From the listing below, pull out every line where the string "个单位长度" appears.
[Begin Supplied information]
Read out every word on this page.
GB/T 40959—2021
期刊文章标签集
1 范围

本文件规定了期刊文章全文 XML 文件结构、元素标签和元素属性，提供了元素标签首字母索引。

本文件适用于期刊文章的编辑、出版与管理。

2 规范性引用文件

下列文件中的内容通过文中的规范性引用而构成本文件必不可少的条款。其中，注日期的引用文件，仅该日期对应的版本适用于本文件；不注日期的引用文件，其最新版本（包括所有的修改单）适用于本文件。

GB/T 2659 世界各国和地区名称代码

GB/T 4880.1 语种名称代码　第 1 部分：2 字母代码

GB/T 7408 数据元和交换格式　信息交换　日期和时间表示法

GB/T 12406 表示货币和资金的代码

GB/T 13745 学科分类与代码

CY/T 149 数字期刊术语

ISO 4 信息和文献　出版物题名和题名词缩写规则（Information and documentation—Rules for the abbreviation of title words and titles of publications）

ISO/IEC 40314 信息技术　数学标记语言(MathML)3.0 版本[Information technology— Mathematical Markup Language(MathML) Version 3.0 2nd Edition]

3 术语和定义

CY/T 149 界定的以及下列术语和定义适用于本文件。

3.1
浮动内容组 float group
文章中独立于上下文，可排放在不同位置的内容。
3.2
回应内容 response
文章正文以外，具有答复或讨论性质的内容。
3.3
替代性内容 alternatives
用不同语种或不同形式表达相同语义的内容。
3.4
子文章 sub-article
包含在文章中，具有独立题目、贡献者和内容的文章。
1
[End Supplied information]
[Begin Supplied information]
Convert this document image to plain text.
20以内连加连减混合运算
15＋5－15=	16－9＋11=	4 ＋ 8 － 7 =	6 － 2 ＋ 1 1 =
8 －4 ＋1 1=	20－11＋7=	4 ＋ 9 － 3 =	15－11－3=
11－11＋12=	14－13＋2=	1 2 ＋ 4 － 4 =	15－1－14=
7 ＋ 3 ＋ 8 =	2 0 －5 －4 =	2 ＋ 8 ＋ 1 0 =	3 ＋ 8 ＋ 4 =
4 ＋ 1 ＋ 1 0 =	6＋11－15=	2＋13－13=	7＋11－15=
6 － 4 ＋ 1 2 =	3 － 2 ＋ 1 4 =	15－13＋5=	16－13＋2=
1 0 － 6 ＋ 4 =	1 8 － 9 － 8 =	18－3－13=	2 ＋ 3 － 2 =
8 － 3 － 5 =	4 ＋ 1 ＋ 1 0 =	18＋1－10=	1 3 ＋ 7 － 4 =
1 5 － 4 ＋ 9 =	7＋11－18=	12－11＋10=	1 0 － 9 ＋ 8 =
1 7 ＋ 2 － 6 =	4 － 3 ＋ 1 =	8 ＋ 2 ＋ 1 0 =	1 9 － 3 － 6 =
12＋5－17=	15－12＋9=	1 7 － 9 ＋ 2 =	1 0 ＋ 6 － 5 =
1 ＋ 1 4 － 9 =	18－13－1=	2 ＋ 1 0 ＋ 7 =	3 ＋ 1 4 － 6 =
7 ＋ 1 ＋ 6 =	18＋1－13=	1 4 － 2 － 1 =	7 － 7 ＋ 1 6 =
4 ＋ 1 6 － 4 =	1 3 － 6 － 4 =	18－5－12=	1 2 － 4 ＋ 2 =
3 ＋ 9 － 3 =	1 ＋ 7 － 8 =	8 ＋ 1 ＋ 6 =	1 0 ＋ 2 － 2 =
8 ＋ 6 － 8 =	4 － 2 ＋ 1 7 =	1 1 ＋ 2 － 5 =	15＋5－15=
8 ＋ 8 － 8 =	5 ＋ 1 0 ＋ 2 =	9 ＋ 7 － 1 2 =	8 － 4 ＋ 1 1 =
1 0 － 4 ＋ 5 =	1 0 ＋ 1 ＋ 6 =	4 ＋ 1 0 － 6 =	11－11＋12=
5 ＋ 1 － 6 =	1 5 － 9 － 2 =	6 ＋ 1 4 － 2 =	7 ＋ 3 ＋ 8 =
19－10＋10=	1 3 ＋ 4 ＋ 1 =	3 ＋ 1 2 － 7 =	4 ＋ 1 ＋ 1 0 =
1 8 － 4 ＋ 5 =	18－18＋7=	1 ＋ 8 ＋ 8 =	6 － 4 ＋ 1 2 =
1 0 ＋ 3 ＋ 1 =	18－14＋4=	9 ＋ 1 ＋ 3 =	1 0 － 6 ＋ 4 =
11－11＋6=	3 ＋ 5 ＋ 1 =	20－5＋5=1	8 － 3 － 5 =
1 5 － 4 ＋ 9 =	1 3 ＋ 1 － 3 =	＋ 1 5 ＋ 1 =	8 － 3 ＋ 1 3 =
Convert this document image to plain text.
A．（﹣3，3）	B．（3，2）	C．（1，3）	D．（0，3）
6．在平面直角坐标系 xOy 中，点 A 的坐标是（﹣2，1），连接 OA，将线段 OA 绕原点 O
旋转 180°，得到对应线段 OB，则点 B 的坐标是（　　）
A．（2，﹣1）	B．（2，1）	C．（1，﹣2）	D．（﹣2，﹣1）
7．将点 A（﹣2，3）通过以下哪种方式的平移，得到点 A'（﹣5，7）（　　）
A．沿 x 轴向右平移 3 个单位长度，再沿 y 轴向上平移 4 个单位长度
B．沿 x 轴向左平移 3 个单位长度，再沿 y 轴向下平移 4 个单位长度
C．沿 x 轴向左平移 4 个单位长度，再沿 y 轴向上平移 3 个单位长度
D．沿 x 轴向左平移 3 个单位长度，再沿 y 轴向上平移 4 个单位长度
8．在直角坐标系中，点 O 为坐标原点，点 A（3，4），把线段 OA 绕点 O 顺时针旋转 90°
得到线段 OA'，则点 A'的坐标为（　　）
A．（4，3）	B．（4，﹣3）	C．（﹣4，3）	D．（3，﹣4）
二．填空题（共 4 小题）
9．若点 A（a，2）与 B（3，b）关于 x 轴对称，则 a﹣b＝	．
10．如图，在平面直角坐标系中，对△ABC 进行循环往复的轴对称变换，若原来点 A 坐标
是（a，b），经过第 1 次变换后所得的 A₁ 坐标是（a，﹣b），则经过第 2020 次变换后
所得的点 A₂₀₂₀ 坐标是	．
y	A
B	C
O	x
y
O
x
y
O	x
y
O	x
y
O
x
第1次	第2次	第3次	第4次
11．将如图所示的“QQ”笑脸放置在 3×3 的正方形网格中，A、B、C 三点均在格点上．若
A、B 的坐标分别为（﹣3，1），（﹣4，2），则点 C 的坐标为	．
[End Supplied information]
Written solution:
A．沿 x 轴向右平移 3 个单位长度，再沿 y 轴向上平移 4 个单位长度
B．沿 x 轴向左平移 3 个单位长度，再沿 y 轴向下平移 4 个单位长度
C．沿 x 轴向左平移 4 个单位长度，再沿 y 轴向上平移 3 个单位长度
D．沿 x 轴向左平移 3 个单位长度，再沿 y 轴向上平移 4 个单位长度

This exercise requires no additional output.